▶ [Extracted data entries]
────

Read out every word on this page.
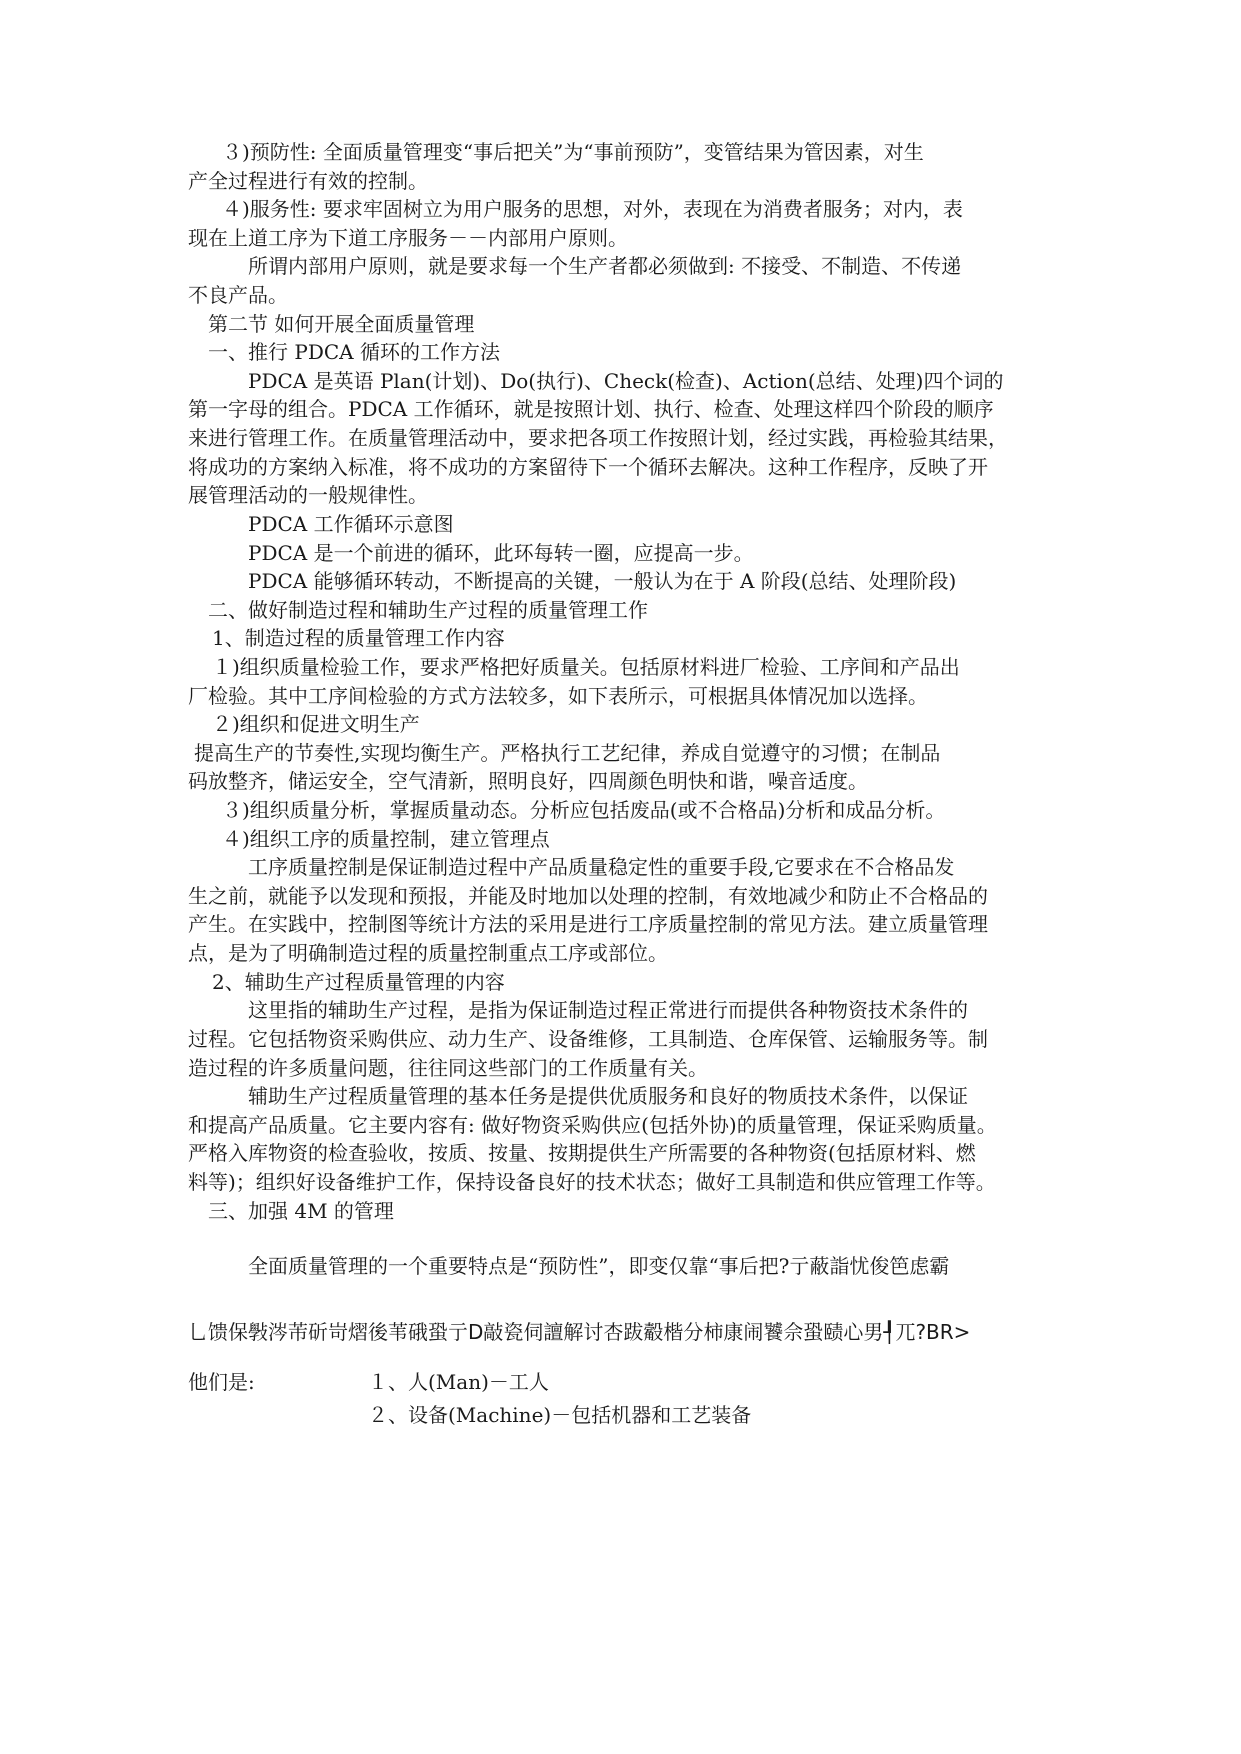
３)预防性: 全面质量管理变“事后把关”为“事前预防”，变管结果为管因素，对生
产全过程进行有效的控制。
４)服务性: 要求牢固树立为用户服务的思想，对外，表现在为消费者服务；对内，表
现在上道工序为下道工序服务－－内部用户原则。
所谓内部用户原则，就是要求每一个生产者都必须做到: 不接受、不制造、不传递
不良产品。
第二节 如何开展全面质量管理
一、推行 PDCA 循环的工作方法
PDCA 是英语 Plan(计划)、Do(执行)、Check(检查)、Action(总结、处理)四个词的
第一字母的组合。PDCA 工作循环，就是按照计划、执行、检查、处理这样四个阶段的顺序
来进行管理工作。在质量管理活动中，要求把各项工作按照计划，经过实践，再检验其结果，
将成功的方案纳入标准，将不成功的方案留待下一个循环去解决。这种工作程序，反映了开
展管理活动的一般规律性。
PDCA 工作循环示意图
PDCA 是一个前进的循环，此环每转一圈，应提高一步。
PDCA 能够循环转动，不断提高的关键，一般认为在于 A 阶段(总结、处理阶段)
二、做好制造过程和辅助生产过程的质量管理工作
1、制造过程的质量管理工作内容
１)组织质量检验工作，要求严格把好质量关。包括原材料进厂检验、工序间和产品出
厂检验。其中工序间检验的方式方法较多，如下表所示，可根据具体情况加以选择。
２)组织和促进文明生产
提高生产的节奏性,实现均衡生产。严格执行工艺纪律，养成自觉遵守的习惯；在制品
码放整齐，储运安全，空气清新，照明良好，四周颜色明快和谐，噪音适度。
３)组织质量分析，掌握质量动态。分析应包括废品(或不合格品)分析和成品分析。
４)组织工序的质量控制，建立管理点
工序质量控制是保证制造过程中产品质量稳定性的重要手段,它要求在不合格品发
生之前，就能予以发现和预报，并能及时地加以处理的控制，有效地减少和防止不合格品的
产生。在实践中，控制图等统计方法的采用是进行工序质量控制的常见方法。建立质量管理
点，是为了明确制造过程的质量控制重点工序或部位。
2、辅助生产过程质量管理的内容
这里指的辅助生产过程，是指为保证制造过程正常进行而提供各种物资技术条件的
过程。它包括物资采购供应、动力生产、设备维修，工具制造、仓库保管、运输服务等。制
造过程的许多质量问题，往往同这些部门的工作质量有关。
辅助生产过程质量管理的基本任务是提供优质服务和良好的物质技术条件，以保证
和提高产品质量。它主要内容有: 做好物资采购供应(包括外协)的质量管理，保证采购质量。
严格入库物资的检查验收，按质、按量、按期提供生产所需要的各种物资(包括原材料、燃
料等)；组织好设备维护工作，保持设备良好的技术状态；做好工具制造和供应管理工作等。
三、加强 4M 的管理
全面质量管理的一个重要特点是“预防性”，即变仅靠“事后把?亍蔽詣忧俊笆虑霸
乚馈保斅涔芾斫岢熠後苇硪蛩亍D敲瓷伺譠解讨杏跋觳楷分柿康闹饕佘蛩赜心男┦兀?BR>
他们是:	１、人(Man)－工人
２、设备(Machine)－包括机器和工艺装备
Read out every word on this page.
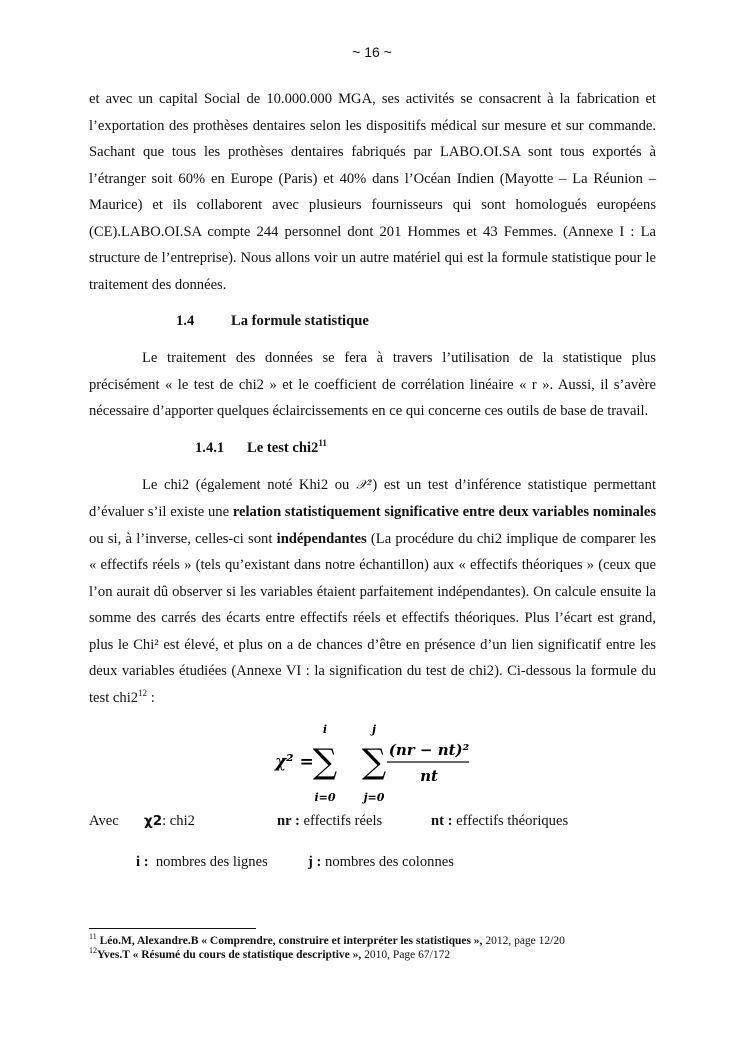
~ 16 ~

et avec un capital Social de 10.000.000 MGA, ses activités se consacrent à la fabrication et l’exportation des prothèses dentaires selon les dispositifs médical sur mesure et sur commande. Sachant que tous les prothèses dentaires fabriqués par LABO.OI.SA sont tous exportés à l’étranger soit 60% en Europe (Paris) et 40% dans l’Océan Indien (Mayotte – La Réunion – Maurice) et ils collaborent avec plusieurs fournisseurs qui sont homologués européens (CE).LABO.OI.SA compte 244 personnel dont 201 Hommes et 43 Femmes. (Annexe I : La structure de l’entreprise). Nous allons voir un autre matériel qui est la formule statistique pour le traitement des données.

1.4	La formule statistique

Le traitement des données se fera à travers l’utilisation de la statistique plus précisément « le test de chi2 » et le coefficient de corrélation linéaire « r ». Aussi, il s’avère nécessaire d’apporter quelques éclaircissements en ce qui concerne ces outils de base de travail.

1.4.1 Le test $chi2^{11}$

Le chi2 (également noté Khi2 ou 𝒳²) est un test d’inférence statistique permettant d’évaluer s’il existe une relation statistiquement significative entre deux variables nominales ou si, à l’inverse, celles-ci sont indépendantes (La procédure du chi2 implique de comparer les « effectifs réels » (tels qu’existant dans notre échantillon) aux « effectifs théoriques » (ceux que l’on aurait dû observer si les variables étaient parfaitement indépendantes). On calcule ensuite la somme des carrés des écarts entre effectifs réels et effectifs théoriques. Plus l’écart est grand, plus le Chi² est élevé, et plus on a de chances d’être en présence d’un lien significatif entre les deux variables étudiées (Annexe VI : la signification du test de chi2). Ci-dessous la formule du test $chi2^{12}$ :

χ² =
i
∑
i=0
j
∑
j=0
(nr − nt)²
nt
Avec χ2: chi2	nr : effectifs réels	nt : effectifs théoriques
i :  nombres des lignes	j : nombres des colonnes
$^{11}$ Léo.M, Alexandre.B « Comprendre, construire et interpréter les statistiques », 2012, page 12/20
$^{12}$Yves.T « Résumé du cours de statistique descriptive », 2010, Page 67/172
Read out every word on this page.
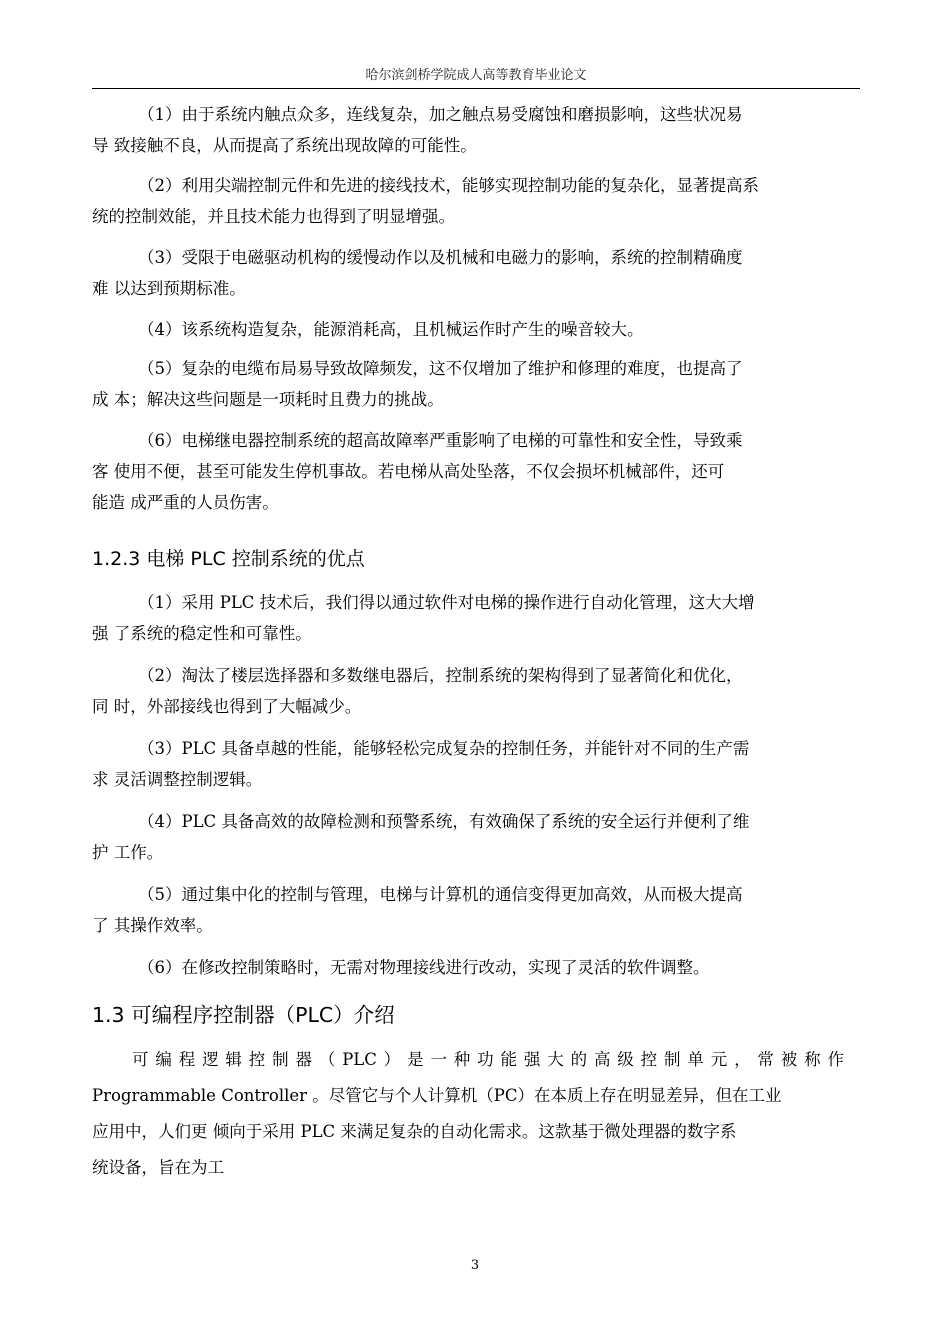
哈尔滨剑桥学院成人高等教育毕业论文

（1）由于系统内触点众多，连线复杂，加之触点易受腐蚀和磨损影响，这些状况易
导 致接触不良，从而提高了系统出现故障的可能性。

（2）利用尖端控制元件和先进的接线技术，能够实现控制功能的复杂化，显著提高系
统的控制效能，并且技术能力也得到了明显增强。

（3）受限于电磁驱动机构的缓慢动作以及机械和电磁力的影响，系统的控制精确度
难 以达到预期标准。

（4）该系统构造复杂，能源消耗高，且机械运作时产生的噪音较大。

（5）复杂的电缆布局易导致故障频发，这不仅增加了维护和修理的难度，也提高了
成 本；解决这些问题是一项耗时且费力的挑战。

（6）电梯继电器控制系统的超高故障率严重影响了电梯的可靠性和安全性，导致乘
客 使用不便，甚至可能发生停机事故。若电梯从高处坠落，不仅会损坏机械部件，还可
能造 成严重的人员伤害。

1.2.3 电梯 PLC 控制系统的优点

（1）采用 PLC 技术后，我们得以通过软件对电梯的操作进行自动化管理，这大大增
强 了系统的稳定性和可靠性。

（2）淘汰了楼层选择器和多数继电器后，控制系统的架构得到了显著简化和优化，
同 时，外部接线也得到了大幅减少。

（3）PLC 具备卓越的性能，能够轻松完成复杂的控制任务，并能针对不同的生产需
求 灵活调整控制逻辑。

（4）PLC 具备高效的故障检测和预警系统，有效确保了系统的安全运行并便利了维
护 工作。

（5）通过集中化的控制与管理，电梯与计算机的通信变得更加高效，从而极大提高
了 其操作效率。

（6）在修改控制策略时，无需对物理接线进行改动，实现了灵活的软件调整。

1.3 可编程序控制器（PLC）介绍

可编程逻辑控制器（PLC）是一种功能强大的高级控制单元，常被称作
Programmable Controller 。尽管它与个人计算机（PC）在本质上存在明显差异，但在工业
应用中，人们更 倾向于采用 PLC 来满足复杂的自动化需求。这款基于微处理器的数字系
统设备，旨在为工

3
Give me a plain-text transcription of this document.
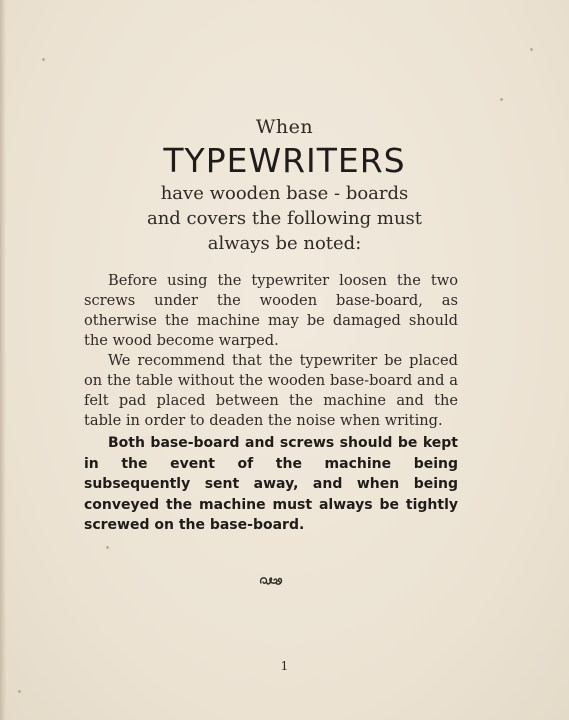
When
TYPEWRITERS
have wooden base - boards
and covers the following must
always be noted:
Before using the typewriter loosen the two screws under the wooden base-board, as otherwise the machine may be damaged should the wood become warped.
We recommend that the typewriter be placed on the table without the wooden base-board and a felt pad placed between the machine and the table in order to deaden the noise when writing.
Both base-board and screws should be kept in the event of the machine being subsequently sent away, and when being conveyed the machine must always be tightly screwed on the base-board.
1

────

▶ [Problem description] Return each full line of the entries that contains the word "must".

▶ [Completed exercise]
and covers the following must
Both base-board and screws should be kept in the event of the machine being subsequently sent away, and when being conveyed the machine must always be tightly screwed on the base-board.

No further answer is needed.